Written problem: Please give the count of lines holding the string "n整備工場の" and nothing besides.

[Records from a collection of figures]
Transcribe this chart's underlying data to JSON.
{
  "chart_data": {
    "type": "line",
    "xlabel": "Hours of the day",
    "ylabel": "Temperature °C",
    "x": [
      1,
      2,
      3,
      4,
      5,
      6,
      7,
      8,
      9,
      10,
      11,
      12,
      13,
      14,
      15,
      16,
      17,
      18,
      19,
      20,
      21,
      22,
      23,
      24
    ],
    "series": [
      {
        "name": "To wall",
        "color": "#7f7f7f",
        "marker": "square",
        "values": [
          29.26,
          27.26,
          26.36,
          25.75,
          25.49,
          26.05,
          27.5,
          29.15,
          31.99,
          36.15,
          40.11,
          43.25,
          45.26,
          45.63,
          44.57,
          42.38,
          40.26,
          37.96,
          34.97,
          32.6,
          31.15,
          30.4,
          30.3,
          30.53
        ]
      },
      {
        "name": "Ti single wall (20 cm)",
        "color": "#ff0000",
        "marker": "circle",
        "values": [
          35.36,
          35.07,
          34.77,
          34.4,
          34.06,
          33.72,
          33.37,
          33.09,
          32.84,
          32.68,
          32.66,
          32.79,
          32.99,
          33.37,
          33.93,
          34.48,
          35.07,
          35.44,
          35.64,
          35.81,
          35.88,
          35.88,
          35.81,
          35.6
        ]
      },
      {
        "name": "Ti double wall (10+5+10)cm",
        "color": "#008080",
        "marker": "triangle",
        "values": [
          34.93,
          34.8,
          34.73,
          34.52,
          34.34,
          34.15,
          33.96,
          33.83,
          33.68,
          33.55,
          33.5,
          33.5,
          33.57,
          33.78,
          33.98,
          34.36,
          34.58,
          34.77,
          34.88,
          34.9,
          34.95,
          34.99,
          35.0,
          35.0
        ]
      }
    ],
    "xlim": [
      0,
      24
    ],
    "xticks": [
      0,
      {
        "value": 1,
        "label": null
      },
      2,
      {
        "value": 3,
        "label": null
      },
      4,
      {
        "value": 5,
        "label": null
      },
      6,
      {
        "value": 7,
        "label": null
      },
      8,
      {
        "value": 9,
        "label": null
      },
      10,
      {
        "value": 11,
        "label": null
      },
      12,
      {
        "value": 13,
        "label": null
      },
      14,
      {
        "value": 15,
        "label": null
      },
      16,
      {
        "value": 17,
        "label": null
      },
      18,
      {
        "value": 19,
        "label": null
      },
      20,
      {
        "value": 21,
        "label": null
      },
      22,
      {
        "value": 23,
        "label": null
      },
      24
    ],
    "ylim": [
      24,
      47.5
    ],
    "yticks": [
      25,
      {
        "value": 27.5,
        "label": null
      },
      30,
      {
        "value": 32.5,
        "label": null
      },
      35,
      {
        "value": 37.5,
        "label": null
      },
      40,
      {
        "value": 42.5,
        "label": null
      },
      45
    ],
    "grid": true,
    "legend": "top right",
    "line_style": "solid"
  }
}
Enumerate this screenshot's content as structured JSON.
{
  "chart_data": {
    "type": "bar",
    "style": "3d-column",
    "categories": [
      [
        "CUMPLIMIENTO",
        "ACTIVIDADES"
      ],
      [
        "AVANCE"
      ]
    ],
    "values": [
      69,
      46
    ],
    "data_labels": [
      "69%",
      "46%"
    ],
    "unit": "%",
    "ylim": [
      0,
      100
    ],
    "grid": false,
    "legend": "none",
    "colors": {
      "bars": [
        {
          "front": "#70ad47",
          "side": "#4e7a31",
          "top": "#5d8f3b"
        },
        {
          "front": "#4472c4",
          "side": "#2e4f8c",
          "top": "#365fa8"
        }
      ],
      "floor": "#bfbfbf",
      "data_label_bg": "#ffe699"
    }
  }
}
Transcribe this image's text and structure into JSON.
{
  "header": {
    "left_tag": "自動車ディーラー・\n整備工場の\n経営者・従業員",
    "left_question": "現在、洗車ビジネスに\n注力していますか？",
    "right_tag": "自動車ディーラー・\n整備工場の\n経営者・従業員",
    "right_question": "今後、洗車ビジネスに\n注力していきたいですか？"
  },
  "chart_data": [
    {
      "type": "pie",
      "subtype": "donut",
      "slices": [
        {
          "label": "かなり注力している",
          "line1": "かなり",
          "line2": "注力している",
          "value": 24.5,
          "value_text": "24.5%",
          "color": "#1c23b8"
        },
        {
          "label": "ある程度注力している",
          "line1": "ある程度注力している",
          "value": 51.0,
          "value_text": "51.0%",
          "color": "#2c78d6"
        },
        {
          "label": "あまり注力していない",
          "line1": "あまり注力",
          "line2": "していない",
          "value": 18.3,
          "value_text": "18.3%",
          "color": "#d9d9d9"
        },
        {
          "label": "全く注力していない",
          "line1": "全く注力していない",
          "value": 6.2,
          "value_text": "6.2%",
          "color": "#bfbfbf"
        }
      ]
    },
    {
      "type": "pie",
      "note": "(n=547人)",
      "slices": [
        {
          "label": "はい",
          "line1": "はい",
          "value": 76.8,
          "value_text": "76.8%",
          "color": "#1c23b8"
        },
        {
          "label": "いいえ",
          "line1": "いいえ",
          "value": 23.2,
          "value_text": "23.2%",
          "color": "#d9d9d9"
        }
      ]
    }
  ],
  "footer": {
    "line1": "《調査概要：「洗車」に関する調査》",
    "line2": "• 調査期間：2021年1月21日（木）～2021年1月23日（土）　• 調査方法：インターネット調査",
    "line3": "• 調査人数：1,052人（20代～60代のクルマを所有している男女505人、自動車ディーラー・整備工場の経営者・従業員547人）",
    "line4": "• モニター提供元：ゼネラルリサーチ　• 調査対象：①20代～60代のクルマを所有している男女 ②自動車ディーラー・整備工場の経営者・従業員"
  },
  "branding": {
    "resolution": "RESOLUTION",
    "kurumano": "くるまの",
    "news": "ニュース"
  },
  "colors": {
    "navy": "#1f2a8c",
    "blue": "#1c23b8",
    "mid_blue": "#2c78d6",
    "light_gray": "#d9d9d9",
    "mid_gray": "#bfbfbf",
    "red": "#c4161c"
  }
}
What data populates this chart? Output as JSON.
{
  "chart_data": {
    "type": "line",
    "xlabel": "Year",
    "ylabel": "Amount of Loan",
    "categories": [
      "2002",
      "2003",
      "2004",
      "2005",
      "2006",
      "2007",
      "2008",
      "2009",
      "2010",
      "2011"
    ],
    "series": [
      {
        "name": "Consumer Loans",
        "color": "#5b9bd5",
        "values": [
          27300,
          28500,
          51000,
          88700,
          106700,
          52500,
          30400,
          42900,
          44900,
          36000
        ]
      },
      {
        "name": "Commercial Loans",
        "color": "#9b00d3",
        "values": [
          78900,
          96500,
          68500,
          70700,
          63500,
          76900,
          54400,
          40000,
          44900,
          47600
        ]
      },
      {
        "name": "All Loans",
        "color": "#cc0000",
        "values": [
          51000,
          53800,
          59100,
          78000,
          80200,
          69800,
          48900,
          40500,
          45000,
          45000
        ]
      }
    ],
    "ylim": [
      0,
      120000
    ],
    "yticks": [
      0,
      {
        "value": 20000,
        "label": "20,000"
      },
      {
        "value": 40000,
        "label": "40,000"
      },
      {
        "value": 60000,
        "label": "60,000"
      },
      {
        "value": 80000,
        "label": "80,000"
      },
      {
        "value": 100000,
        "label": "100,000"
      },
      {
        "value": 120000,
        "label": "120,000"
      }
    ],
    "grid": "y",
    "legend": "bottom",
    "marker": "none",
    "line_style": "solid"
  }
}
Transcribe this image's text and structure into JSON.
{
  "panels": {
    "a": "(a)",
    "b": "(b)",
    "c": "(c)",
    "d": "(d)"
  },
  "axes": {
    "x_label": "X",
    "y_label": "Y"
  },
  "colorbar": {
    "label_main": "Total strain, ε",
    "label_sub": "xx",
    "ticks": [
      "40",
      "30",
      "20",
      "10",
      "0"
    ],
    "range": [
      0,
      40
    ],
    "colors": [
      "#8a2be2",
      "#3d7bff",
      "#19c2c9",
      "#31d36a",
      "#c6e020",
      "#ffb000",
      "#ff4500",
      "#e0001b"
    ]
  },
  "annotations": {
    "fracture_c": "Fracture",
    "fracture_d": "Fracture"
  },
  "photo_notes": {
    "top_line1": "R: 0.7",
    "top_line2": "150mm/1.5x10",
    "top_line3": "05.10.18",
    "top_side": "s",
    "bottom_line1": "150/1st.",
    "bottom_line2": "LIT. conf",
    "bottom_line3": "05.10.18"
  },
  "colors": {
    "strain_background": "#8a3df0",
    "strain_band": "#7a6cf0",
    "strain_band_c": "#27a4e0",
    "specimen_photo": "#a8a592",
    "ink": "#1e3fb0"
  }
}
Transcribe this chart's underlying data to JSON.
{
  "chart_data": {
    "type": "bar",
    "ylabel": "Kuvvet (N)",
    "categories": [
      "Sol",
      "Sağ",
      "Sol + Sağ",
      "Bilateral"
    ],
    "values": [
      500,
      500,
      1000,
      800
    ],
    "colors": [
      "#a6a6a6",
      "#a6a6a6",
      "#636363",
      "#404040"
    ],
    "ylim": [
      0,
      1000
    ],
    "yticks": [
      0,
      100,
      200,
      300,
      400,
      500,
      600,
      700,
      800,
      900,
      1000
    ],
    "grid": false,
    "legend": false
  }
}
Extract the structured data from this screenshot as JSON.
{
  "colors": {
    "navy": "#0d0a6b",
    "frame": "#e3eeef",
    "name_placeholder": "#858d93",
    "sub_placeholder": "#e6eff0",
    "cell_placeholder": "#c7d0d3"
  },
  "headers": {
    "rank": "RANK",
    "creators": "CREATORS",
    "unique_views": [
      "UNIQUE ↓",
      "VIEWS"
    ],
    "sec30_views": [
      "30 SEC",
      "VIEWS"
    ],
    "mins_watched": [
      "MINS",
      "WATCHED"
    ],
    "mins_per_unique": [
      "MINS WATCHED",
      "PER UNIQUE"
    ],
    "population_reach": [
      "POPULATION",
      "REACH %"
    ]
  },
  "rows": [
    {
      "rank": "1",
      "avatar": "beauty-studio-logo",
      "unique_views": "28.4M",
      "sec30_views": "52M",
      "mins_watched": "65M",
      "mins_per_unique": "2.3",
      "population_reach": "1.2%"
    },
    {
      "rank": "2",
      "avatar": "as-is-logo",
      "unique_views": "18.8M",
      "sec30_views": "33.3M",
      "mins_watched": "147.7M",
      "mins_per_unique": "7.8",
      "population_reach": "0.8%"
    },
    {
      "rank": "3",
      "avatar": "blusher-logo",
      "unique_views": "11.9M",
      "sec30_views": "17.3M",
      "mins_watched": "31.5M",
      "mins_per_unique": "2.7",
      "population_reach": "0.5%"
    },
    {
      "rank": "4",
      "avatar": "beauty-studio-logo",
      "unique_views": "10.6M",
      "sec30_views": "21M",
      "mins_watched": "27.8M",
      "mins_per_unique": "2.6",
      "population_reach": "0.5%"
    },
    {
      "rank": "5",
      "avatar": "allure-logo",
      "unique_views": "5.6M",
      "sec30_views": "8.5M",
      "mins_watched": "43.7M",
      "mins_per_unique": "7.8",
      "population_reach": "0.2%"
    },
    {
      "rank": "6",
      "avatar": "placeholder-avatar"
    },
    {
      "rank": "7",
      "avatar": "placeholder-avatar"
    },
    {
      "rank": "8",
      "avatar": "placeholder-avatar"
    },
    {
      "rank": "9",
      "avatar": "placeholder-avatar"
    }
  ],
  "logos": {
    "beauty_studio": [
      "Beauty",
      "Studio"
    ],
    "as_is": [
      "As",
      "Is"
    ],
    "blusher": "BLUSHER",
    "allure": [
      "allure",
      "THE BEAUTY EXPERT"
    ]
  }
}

Solution to this task: 2